(Dataset entries)
·····
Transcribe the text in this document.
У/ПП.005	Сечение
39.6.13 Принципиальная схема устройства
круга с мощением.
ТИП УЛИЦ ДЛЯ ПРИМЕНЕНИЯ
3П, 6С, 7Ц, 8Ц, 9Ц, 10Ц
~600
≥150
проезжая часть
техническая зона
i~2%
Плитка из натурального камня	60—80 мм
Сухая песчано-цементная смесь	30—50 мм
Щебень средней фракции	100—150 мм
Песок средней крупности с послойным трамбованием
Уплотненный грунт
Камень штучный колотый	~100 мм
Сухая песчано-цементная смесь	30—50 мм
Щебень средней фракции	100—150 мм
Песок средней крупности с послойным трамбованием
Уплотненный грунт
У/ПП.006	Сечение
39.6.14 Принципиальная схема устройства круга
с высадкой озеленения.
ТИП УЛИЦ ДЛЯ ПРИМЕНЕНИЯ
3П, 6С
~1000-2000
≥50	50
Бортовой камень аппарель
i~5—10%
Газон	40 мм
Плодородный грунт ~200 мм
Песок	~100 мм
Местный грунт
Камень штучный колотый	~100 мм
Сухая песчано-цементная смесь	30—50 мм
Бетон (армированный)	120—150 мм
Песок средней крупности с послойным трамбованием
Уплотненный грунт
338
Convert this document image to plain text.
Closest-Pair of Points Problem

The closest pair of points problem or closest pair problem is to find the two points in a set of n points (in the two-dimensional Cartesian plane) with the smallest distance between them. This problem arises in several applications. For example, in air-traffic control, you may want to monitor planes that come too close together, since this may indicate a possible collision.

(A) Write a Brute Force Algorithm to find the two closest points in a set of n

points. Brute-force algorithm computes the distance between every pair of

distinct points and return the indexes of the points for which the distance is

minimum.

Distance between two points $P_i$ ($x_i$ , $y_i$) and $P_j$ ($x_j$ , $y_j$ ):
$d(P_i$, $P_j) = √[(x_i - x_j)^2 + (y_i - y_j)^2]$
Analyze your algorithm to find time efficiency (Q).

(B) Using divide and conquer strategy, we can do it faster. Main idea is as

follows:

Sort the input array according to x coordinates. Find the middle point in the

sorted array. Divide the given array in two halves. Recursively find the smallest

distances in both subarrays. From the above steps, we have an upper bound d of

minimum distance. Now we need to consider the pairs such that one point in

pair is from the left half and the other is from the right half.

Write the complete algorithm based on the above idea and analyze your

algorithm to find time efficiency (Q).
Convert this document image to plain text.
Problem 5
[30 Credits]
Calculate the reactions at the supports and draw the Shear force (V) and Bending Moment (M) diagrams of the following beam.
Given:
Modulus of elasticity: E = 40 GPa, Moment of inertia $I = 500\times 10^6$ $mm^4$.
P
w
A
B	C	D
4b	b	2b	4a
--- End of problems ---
·····
GIVEN TASK: Search the data for the word "above" and copy each line where it appears.

RIGHT ANSWER:
distances in both subarrays. From the above steps, we have an upper bound d of
Write the complete algorithm based on the above idea and analyze your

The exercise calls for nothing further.